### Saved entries
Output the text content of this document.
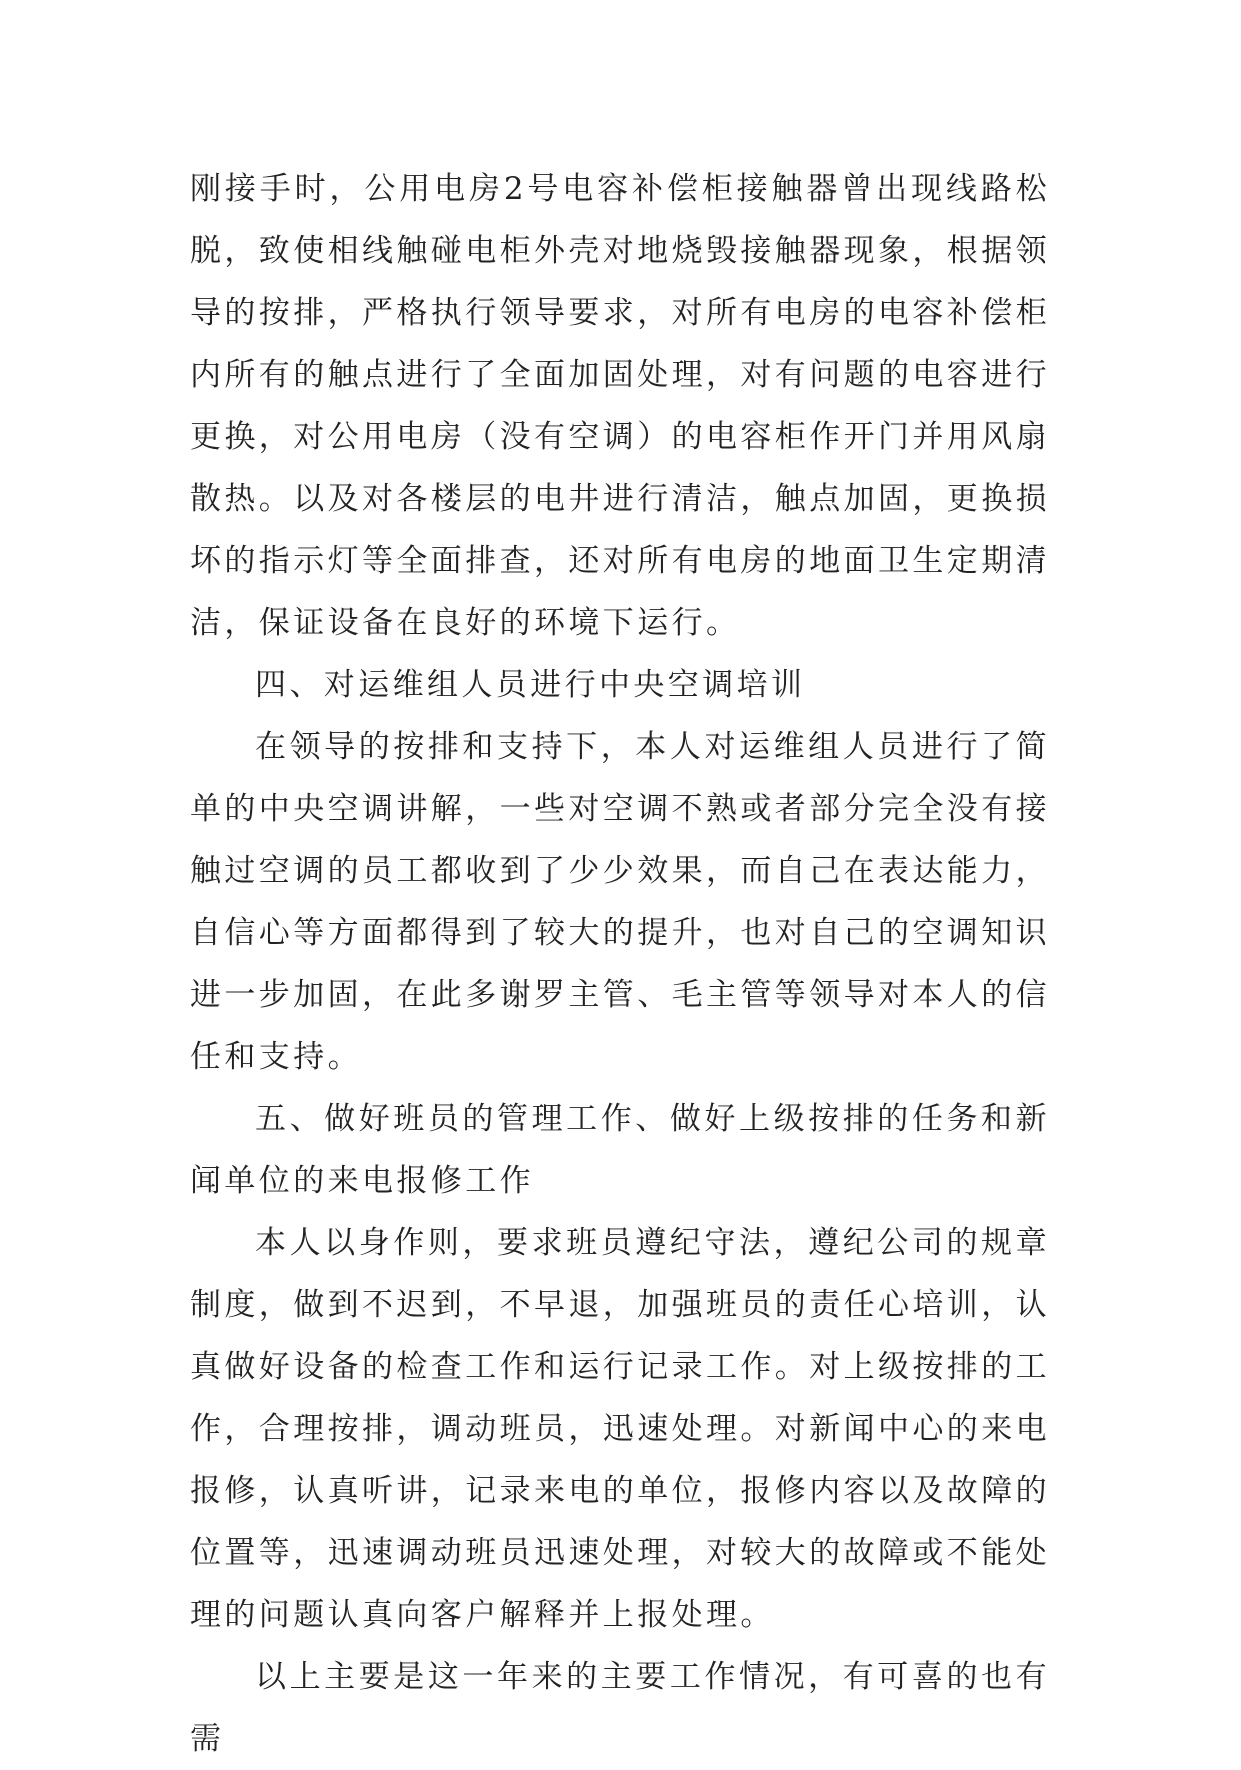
刚接手时，公用电房2号电容补偿柜接触器曾出现线路松脱，致使相线触碰电柜外壳对地烧毁接触器现象，根据领导的按排，严格执行领导要求，对所有电房的电容补偿柜内所有的触点进行了全面加固处理，对有问题的电容进行更换，对公用电房（没有空调）的电容柜作开门并用风扇散热。以及对各楼层的电井进行清洁，触点加固，更换损坏的指示灯等全面排查，还对所有电房的地面卫生定期清洁，保证设备在良好的环境下运行。

四、对运维组人员进行中央空调培训

在领导的按排和支持下，本人对运维组人员进行了简单的中央空调讲解，一些对空调不熟或者部分完全没有接触过空调的员工都收到了少少效果，而自己在表达能力，自信心等方面都得到了较大的提升，也对自己的空调知识进一步加固，在此多谢罗主管、毛主管等领导对本人的信任和支持。

五、做好班员的管理工作、做好上级按排的任务和新闻单位的来电报修工作

本人以身作则，要求班员遵纪守法，遵纪公司的规章制度，做到不迟到，不早退，加强班员的责任心培训，认真做好设备的检查工作和运行记录工作。对上级按排的工作，合理按排，调动班员，迅速处理。对新闻中心的来电报修，认真听讲，记录来电的单位，报修内容以及故障的位置等，迅速调动班员迅速处理，对较大的故障或不能处理的问题认真向客户解释并上报处理。

以上主要是这一年来的主要工作情况，有可喜的也有需
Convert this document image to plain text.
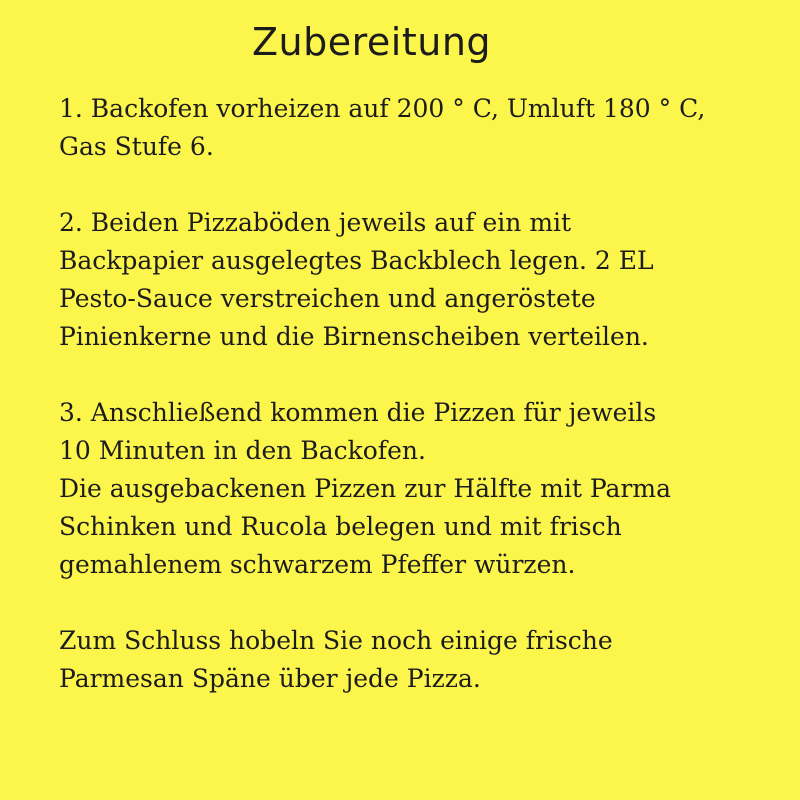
Zubereitung

1. Backofen vorheizen auf 200 ° C, Umluft 180 ° C,
Gas Stufe 6.

2. Beiden Pizzaböden jeweils auf ein mit
Backpapier ausgelegtes Backblech legen. 2 EL
Pesto-Sauce verstreichen und angeröstete
Pinienkerne und die Birnenscheiben verteilen.

3. Anschließend kommen die Pizzen für jeweils
10 Minuten in den Backofen.
Die ausgebackenen Pizzen zur Hälfte mit Parma
Schinken und Rucola belegen und mit frisch
gemahlenem schwarzem Pfeffer würzen.

Zum Schluss hobeln Sie noch einige frische
Parmesan Späne über jede Pizza.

### WORK TO DO
Quote all the lines above exactly as given. Do not include the pictures.

### EXERCISE ANSWER
Output the text content of this document.
刚接手时，公用电房2号电容补偿柜接触器曾出现线路松脱，致使相线触碰电柜外壳对地烧毁接触器现象，根据领导的按排，严格执行领导要求，对所有电房的电容补偿柜内所有的触点进行了全面加固处理，对有问题的电容进行更换，对公用电房（没有空调）的电容柜作开门并用风扇散热。以及对各楼层的电井进行清洁，触点加固，更换损坏的指示灯等全面排查，还对所有电房的地面卫生定期清洁，保证设备在良好的环境下运行。

四、对运维组人员进行中央空调培训

在领导的按排和支持下，本人对运维组人员进行了简单的中央空调讲解，一些对空调不熟或者部分完全没有接触过空调的员工都收到了少少效果，而自己在表达能力，自信心等方面都得到了较大的提升，也对自己的空调知识进一步加固，在此多谢罗主管、毛主管等领导对本人的信任和支持。

五、做好班员的管理工作、做好上级按排的任务和新闻单位的来电报修工作

本人以身作则，要求班员遵纪守法，遵纪公司的规章制度，做到不迟到，不早退，加强班员的责任心培训，认真做好设备的检查工作和运行记录工作。对上级按排的工作，合理按排，调动班员，迅速处理。对新闻中心的来电报修，认真听讲，记录来电的单位，报修内容以及故障的位置等，迅速调动班员迅速处理，对较大的故障或不能处理的问题认真向客户解释并上报处理。

以上主要是这一年来的主要工作情况，有可喜的也有需
Convert this document image to plain text.
Zubereitung

1. Backofen vorheizen auf 200 ° C, Umluft 180 ° C,
Gas Stufe 6.

2. Beiden Pizzaböden jeweils auf ein mit
Backpapier ausgelegtes Backblech legen. 2 EL
Pesto-Sauce verstreichen und angeröstete
Pinienkerne und die Birnenscheiben verteilen.

3. Anschließend kommen die Pizzen für jeweils
10 Minuten in den Backofen.
Die ausgebackenen Pizzen zur Hälfte mit Parma
Schinken und Rucola belegen und mit frisch
gemahlenem schwarzem Pfeffer würzen.

Zum Schluss hobeln Sie noch einige frische
Parmesan Späne über jede Pizza.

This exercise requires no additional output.